# start of EXERCISE INPUT
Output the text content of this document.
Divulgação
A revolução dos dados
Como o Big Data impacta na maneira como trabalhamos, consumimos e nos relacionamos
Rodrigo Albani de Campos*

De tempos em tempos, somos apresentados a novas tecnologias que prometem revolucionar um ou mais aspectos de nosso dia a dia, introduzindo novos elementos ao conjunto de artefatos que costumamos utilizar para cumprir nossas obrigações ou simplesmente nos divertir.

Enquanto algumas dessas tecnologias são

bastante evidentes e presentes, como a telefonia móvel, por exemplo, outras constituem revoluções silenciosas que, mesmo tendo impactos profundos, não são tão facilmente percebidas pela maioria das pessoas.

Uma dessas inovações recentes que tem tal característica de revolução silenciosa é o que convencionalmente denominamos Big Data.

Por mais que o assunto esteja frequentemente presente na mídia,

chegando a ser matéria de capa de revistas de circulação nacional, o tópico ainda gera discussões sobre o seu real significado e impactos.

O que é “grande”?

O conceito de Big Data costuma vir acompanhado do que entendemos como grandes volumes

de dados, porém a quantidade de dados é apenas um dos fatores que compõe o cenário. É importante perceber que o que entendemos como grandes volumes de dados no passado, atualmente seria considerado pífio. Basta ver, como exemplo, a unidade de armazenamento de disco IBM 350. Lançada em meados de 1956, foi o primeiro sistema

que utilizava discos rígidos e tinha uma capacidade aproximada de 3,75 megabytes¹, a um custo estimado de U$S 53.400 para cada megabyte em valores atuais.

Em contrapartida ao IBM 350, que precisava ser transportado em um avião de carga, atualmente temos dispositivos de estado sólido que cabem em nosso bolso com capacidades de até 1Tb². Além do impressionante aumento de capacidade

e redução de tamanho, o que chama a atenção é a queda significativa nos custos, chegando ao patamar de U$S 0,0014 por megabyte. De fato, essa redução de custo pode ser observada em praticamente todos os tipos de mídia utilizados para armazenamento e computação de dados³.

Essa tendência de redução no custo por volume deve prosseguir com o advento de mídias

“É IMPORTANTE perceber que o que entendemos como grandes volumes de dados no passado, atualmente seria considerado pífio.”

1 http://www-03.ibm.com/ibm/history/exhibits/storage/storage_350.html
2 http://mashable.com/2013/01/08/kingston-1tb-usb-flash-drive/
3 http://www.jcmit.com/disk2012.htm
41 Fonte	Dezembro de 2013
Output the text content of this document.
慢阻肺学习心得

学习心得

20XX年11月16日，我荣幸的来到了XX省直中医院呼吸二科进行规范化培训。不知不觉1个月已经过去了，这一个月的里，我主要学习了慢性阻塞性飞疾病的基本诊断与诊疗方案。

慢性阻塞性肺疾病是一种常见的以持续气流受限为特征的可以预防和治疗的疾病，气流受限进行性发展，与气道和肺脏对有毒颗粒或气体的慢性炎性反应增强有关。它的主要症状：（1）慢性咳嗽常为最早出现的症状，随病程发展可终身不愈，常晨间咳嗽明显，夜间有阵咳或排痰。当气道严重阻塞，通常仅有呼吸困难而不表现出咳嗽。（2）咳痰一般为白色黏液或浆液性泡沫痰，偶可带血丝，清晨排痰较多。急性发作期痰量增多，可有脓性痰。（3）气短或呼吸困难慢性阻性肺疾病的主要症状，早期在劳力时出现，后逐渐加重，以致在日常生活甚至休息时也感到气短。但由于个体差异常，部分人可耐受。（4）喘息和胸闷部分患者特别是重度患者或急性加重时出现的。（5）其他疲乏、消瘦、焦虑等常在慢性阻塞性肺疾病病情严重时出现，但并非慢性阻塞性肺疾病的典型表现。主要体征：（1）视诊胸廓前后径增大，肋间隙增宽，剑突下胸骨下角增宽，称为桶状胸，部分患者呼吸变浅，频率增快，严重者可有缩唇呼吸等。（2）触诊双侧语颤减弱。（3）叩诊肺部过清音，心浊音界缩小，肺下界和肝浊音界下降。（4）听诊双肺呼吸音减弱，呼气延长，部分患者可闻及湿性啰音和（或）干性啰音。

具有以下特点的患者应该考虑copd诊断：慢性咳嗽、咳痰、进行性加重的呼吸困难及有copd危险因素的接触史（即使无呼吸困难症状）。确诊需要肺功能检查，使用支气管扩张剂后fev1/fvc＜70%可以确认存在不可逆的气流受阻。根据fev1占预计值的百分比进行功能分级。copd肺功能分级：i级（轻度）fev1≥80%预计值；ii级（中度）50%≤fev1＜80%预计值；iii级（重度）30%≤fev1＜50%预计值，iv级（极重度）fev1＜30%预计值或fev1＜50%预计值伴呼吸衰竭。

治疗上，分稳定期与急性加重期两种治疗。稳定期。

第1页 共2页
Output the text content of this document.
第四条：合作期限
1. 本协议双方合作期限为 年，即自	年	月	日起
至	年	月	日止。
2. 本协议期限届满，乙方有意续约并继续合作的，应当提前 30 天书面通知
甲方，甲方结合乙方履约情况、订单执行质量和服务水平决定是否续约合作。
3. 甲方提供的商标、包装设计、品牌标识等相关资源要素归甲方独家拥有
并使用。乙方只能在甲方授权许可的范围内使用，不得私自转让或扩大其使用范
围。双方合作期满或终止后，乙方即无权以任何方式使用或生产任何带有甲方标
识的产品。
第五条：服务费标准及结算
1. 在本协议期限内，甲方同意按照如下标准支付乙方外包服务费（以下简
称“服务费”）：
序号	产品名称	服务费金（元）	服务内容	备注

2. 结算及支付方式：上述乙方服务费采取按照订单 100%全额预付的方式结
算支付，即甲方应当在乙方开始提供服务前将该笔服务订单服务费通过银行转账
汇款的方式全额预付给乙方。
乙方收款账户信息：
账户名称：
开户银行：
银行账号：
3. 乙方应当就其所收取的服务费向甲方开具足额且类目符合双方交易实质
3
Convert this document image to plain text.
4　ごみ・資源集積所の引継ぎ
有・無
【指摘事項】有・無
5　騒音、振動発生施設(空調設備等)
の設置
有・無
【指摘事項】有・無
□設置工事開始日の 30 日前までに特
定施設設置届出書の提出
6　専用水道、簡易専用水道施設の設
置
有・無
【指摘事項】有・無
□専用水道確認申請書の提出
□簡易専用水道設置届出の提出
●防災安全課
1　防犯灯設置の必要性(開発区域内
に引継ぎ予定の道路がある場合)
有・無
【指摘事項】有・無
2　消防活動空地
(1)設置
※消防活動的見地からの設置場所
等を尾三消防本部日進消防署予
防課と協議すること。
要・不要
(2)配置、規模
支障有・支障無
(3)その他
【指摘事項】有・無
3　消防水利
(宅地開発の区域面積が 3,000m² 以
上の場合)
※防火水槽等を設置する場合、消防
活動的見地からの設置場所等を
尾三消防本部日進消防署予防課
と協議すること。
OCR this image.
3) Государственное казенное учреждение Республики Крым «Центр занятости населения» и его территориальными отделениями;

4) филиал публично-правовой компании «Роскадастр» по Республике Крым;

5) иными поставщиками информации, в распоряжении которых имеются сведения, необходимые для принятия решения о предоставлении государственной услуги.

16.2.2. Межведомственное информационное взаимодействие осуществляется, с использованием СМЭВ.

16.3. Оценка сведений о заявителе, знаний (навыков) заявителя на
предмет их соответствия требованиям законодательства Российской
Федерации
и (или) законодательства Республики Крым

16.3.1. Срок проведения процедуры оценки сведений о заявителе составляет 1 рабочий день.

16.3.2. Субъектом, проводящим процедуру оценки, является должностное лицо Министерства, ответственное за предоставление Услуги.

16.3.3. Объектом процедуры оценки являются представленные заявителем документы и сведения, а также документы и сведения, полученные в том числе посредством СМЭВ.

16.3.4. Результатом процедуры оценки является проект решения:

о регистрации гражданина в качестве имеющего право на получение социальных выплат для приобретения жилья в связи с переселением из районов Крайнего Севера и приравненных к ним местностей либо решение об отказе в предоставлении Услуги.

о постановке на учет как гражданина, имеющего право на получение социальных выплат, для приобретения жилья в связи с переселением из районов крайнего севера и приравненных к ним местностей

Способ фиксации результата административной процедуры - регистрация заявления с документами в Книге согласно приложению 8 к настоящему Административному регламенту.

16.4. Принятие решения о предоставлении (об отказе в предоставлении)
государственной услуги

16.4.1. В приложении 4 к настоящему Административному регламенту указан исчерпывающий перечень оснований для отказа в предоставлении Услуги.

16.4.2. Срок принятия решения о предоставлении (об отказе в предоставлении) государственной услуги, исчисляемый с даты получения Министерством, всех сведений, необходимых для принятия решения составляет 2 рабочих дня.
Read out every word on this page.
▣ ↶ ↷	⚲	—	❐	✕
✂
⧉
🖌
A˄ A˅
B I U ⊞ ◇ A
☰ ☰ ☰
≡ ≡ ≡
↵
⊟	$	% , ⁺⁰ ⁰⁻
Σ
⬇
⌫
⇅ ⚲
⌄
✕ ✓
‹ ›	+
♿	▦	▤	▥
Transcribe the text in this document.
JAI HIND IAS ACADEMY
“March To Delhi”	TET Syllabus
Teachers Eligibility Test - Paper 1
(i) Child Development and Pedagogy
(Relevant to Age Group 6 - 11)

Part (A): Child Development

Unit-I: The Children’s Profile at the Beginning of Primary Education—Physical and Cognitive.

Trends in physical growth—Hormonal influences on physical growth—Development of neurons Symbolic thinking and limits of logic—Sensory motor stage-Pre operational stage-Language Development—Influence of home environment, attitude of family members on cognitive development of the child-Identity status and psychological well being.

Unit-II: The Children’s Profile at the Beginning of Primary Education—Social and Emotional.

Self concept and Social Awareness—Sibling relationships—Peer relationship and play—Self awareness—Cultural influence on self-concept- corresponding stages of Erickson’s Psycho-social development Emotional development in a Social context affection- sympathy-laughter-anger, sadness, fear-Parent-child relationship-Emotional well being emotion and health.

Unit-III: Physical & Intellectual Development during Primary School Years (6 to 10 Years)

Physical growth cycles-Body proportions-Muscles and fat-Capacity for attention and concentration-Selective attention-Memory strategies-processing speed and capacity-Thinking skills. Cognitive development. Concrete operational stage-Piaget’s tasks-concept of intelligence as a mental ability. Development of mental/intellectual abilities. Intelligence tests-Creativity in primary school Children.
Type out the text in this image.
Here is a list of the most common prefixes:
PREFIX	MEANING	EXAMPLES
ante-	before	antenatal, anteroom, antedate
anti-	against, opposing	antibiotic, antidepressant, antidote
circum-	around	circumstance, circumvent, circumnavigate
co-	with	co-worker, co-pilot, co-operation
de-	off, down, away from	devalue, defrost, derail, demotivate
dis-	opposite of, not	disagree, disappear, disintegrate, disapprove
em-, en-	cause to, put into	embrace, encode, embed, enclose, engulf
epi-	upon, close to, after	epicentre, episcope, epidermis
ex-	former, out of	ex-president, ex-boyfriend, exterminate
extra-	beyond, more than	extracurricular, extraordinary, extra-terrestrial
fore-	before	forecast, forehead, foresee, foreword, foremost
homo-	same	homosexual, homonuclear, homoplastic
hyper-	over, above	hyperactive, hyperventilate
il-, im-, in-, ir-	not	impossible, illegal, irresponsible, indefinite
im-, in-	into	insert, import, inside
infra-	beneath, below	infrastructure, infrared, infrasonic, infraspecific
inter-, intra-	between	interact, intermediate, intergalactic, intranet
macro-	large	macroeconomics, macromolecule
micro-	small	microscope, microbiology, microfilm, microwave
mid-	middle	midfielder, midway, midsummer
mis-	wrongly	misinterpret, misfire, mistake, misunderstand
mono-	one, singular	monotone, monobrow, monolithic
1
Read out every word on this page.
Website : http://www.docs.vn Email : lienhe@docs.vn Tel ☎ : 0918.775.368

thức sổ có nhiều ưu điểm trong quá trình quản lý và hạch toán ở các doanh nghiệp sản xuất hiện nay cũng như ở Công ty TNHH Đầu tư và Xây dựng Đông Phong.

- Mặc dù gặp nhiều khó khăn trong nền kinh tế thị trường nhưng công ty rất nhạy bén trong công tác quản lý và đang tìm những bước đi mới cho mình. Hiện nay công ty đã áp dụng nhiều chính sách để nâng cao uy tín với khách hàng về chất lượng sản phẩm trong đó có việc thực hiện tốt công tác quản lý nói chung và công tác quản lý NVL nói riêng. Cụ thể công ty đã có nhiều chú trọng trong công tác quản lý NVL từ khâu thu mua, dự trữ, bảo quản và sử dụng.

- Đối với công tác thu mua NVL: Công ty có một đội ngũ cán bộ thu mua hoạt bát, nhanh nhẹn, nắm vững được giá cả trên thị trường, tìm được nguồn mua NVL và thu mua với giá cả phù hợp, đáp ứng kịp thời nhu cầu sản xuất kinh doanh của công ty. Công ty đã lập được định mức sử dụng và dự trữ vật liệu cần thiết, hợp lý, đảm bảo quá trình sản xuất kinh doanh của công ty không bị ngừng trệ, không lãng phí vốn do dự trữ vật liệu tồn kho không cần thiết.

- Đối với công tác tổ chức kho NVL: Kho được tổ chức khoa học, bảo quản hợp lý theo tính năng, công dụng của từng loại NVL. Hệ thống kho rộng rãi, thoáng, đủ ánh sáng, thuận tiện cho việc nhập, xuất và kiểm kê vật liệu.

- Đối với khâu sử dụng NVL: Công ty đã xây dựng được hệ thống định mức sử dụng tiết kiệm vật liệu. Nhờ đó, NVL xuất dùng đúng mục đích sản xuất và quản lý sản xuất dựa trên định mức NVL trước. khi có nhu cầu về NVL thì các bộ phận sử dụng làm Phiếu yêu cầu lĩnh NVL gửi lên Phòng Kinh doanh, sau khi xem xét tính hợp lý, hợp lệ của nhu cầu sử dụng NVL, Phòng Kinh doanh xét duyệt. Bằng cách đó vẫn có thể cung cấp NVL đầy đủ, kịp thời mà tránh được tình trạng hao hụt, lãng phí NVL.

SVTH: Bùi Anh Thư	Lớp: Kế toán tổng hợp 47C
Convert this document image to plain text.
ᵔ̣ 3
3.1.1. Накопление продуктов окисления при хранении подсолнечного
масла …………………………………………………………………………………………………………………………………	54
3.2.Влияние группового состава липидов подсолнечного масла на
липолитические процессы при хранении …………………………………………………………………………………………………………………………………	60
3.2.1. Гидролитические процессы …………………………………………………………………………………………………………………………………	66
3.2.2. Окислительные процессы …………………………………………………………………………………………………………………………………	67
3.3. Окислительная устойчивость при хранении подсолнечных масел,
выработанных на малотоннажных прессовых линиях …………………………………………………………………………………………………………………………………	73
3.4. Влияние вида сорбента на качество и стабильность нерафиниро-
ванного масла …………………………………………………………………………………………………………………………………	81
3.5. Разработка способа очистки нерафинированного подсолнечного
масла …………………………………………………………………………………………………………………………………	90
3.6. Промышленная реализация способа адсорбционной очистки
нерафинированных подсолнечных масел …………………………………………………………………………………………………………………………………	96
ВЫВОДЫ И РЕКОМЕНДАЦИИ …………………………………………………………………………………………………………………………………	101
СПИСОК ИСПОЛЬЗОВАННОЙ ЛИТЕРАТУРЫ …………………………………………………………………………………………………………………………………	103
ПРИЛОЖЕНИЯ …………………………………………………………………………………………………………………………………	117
# end of EXERCISE INPUT
*WHAT IS REQUIRED*
Select the lines from the entries that include the word "redução".

*FINISHED ANSWER*
e redução de tamanho, o que chama a atenção é a queda significativa nos custos, chegando ao patamar de U$S 0,0014 por megabyte. De fato, essa redução de custo pode ser observada em praticamente todos os tipos de mídia utilizados para armazenamento e computação de dados³.
Essa tendência de redução no custo por volume deve prosseguir com o advento de mídias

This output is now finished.